• INSTRUCCIONES DE TRABAJO:
**A)** Según la noticia sobre el crimen de Lincoln, ¿cuántas puñaladas presentaba el cuerpo de Florencio Bearzotti?
**B)** Sustituya "jubilado" por "pensionista" en el tramo de la noticia sobre el crimen de Lincoln que va de "Una mujer de 46 años fue" a "de la casa.", ambos inclusive, y transcriba el resultado.
**C)** Prosiga la redacción de la noticia sobre el crimen de Lincoln a partir del punto en que termina.

Una mujer de 46 años fue detenida en la localidad bonaerense de Lincoln acusada de asesinar a su esposo de 73, luego de que intentara convencer a los investigadores que la víctima falleció durante un robo. Habían contraído matrimonio un año atrás.
Florencio Bearzotti era jubilado y tenía 73 años. Apareció muerto en su casa con 15 puñaladas. A pesar desde que en un primer momento se intentó instalar el móvil del robo, los investigadores detuvieron a una mujer de 46 años con la que se había casado en secreto hace un año atrás.

Lincoln.flv
El brutal crimen se descubrió el domingo al mediodía. Fue la detenida, de 46 años, quien salió a los gritos de la vivienda de Almirante Brown al 100 porque había encontrado el cuerpo del jubilado a metros de la puerta de calle de la casa.

• REGISTROS DE DATOS:
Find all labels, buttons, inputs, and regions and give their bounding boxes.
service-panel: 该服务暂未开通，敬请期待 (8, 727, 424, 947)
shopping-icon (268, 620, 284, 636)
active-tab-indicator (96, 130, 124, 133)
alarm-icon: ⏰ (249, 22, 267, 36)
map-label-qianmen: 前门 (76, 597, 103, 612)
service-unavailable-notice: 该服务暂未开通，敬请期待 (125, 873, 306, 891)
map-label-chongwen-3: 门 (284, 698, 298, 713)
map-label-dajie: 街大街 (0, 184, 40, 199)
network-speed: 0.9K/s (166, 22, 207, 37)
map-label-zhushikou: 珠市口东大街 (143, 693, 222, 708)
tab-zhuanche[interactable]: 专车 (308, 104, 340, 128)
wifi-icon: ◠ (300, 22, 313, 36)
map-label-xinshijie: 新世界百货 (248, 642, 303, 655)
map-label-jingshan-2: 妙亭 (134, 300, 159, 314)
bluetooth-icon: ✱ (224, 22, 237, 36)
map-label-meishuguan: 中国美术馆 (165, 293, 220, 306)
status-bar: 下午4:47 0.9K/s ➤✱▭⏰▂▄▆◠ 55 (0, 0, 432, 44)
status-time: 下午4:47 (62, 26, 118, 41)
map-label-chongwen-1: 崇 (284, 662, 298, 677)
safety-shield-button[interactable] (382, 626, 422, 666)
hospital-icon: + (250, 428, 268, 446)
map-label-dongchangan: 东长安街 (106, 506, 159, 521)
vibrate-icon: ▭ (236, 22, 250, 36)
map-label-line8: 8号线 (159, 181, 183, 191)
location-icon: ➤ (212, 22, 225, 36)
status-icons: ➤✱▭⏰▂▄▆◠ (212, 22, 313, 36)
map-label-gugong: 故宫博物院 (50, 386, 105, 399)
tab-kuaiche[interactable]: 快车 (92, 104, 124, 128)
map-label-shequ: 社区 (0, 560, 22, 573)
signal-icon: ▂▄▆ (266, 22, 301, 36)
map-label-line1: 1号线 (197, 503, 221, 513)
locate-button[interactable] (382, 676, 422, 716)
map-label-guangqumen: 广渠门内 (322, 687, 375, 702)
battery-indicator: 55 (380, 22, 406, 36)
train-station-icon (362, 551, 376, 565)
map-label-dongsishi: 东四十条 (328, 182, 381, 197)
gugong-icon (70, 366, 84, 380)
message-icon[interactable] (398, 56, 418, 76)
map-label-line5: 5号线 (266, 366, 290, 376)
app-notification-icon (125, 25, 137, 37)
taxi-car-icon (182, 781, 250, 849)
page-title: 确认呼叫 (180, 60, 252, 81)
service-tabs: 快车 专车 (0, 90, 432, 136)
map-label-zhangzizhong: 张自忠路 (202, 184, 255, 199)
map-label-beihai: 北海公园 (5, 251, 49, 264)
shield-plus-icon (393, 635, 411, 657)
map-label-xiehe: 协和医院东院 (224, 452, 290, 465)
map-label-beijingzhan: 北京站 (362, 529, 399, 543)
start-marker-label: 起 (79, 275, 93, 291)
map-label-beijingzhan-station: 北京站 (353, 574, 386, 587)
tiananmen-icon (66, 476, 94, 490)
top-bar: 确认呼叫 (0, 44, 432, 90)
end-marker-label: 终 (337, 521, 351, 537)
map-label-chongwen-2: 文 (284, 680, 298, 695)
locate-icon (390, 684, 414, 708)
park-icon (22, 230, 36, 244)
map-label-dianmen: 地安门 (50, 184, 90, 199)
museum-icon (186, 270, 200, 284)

• SECCIÓN DE RESPUESTAS:
**A)** Presentaba 15 puñaladas.

**B)**
Una mujer de 46 años fue detenida en la localidad bonaerense de Lincoln acusada de asesinar a su esposo de 73, luego de que intentara convencer a los investigadores que la víctima falleció durante un robo. Habían contraído matrimonio un año atrás.
Florencio Bearzotti era pensionista y tenía 73 años. Apareció muerto en su casa con 15 puñaladas. A pesar desde que en un primer momento se intentó instalar el móvil del robo, los investigadores detuvieron a una mujer de 46 años con la que se había casado en secreto hace un año atrás.

Lincoln.flv
El brutal crimen se descubrió el domingo al mediodía. Fue la detenida, de 46 años, quien salió a los gritos de la vivienda de Almirante Brown al 100 porque había encontrado el cuerpo del pensionista a metros de la puerta de calle de la casa.

**C)**
Según fuentes policiales, la vivienda del jubilado estaba desordenada y los cajones del placard habían sido revueltos. Por eso, en un principio se creyó que se trataba de un robo.

Sin embargo, el testimonio de la mujer hizo sospechar a los investigadores. Dijo que a la hora del crimen estaba en otro lugar pero luego se comprobó que no era cierto.

Ante esa situación, la esposa del hombre fue aprehendida como sospechosa de haber participado en el homicidio, aunque los investigadores procuraban determinar si hubo otras personas que también cometieron el ataque. Un hombre vinculado a la mujer estaría también demorado.

Una fuente del caso reveló que el año pasado la pareja se casó con el objetivo de que la mujer cobrara una pensión como viuda en caso que Bearzotti falleciera.

En la comisaría local se instruyeron actuaciones por "homicidio" y tomó intervención el fiscal Angel Quidiello, titular de la UFI 7.